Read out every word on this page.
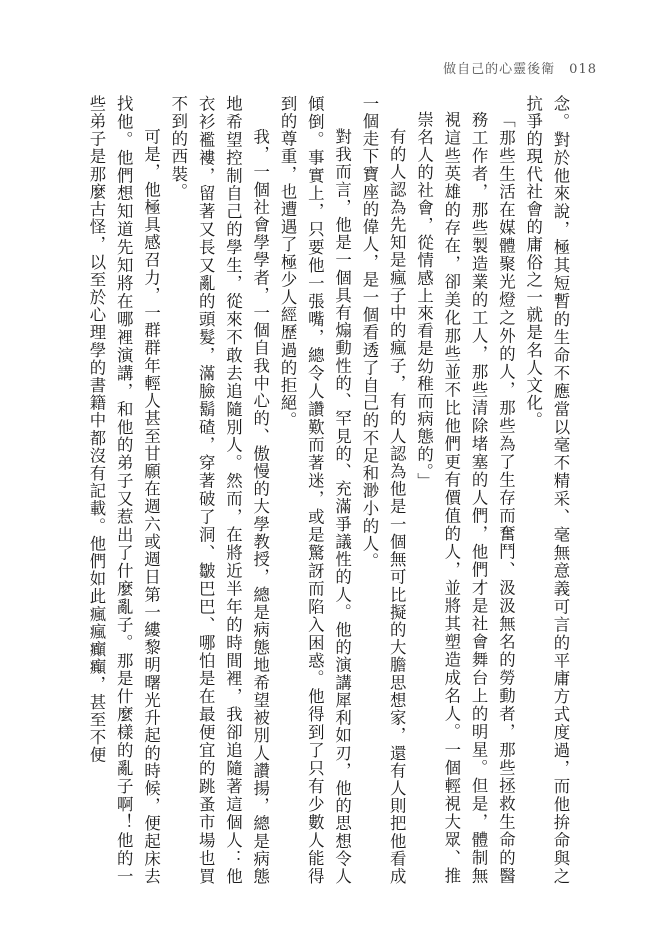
做自己的心靈後衛 018

念。對於他來說，極其短暫的生命不應當以毫不精采、毫無意義可言的平庸方式度過，而他拚命與之抗爭的現代社會的庸俗之一就是名人文化。

「那些生活在媒體聚光燈之外的人，那些為了生存而奮鬥、汲汲無名的勞動者，那些拯救生命的醫務工作者，那些製造業的工人，那些清除堵塞的人們，他們才是社會舞台上的明星。但是，體制無視這些英雄的存在，卻美化那些並不比他們更有價值的人，並將其塑造成名人。一個輕視大眾、推崇名人的社會，從情感上來看是幼稚而病態的。」

有的人認為先知是瘋子中的瘋子，有的人認為他是一個無可比擬的大膽思想家，還有人則把他看成一個走下寶座的偉人，是一個看透了自己的不足和渺小的人。

對我而言，他是一個具有煽動性的、罕見的、充滿爭議性的人。他的演講犀利如刃，他的思想令人傾倒。事實上，只要他一張嘴，總令人讚歎而著迷，或是驚訝而陷入困惑。他得到了只有少數人能得到的尊重，也遭遇了極少人經歷過的拒絕。

我，一個社會學學者，一個自我中心的、傲慢的大學教授，總是病態地希望被別人讚揚，總是病態地希望控制自己的學生，從來不敢去追隨別人。然而，在將近半年的時間裡，我卻追隨著這個人：他衣衫襤褸，留著又長又亂的頭髮，滿臉鬍碴，穿著破了洞、皺巴巴、哪怕是在最便宜的跳蚤市場也買不到的西裝。

可是，他極具感召力，一群群年輕人甚至甘願在週六或週日第一縷黎明曙光升起的時候，便起床去找他。他們想知道先知將在哪裡演講，和他的弟子又惹出了什麼亂子。那是什麼樣的亂子啊！他的一些弟子是那麼古怪，以至於心理學的書籍中都沒有記載。他們如此瘋瘋癲癲，甚至不便
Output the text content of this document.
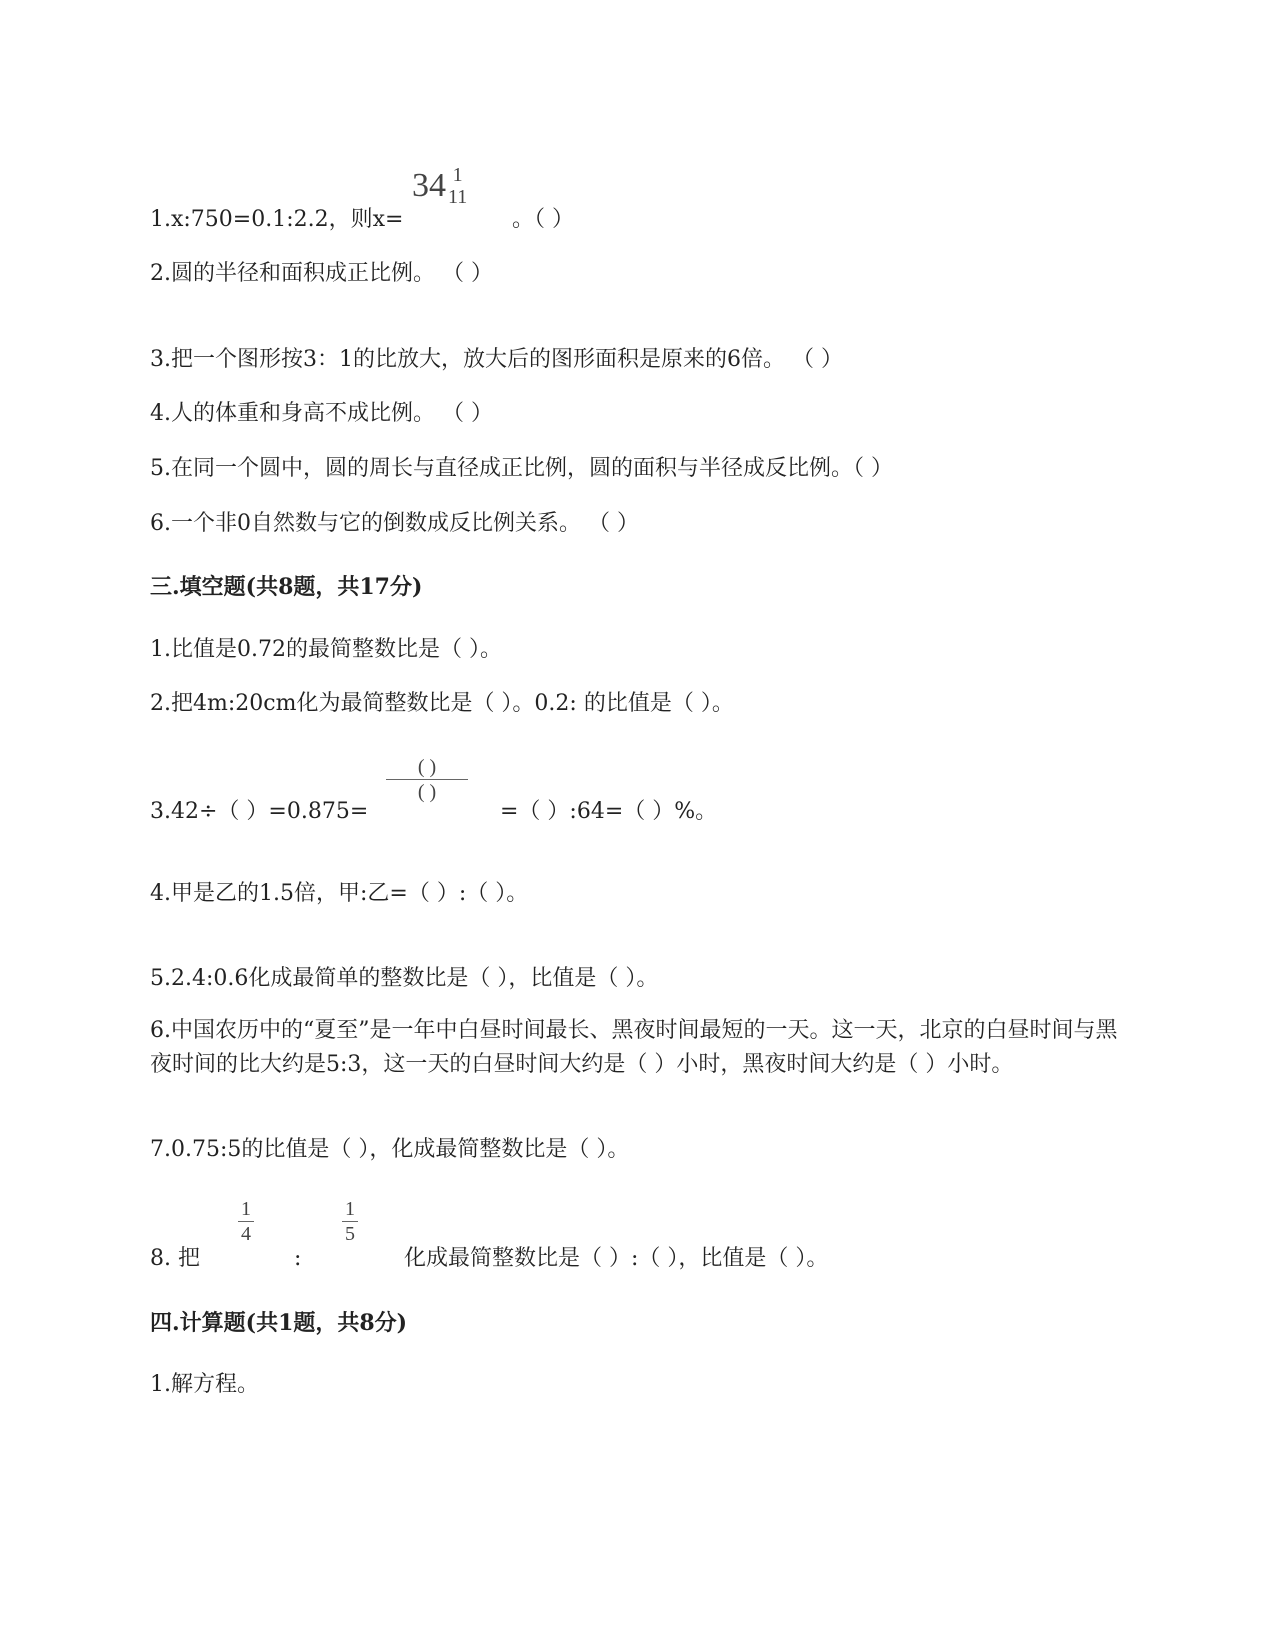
1.x:750=0.1:2.2，则x=
34 1
11
。（ ）
2.圆的半径和面积成正比例。 （ ）
3.把一个图形按3：1的比放大，放大后的图形面积是原来的6倍。 （ ）
4.人的体重和身高不成比例。 （ ）
5.在同一个圆中，圆的周长与直径成正比例，圆的面积与半径成反比例。（ ）
6.一个非0自然数与它的倒数成反比例关系。 （ ）
三.填空题(共8题，共17分)
1.比值是0.72的最简整数比是（ ）。
2.把4m:20cm化为最简整数比是（ ）。0.2: 的比值是（ ）。
3.42÷（ ）=0.875=
$\frac{( )}{( )}$
=（ ）:64=（ ）%。
4.甲是乙的1.5倍，甲:乙=（ ）:（ ）。
5.2.4:0.6化成最简单的整数比是（ ），比值是（ ）。
6.中国农历中的“夏至”是一年中白昼时间最长、黑夜时间最短的一天。这一天，北京的白昼时间与黑夜时间的比大约是5:3，这一天的白昼时间大约是（ ）小时，黑夜时间大约是（ ）小时。
7.0.75:5的比值是（ ），化成最简整数比是（ ）。
8. 把
$\frac{1}{4}$
:
$\frac{1}{5}$
化成最简整数比是（ ）:（ ），比值是（ ）。
四.计算题(共1题，共8分)
1.解方程。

**INSTRUCTION:** Each line containing the word "this" counts once; report the total alone.

**FULL ANSWER:** 2